The task: Without including any pictures, write out all the entries exactly.

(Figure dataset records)
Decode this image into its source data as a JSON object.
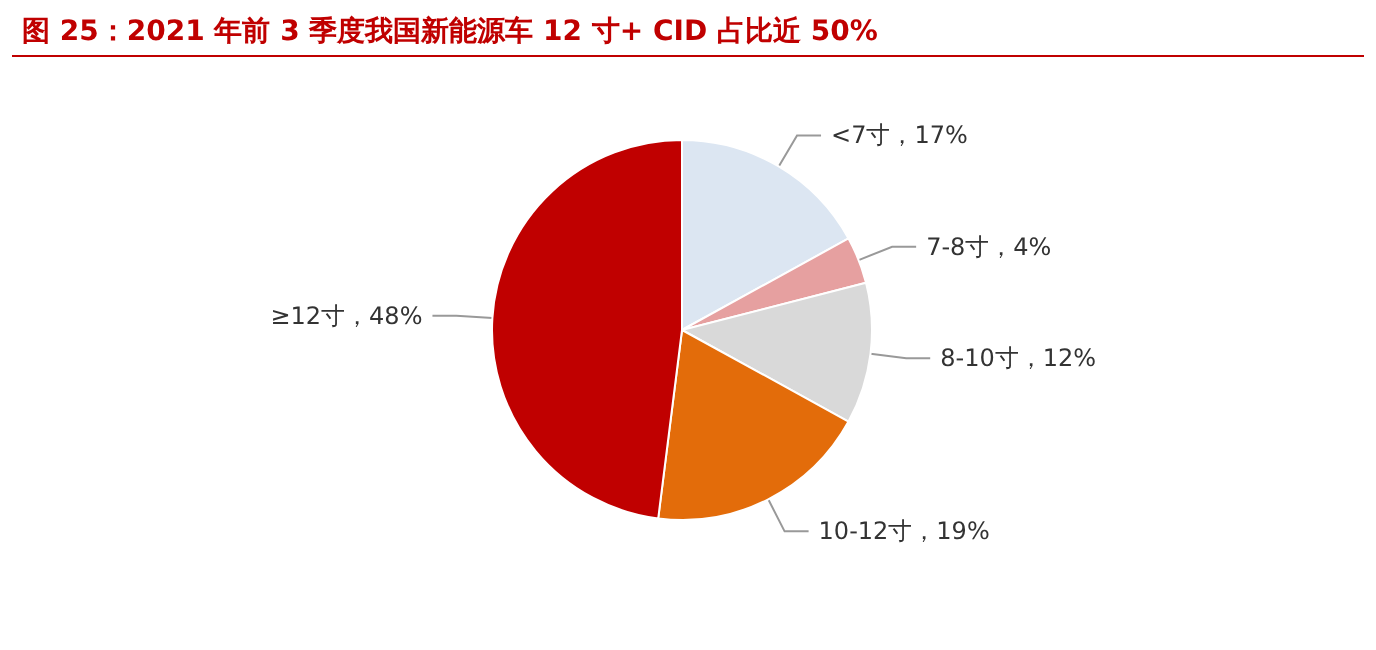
{
  "chart_data": {
    "type": "pie",
    "title": "图 25：2021 年前 3 季度我国新能源车 12 寸+ CID 占比近 50%",
    "categories": [
      "<7寸",
      "7-8寸",
      "8-10寸",
      "10-12寸",
      "≥12寸"
    ],
    "value_labels": [
      "17%",
      "4%",
      "12%",
      "19%",
      "48%"
    ],
    "values": [
      17,
      4,
      12,
      19,
      48
    ],
    "colors": [
      "#dce6f2",
      "#e6a0a0",
      "#d9d9d9",
      "#e36c0a",
      "#c00000"
    ],
    "legend": false
  }
}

Response for this exercise:
Decode this image into its source data as a JSON object.
{
  "chart_data": {
    "type": "pie",
    "title": "图 25：2021 年前 3 季度我国新能源车 12 寸+ CID 占比近 50%",
    "categories": [
      "<7寸",
      "7-8寸",
      "8-10寸",
      "10-12寸",
      "≥12寸"
    ],
    "value_labels": [
      "17%",
      "4%",
      "12%",
      "19%",
      "48%"
    ],
    "values": [
      17,
      4,
      12,
      19,
      48
    ],
    "colors": [
      "#dce6f2",
      "#e6a0a0",
      "#d9d9d9",
      "#e36c0a",
      "#c00000"
    ],
    "legend": false
  }
}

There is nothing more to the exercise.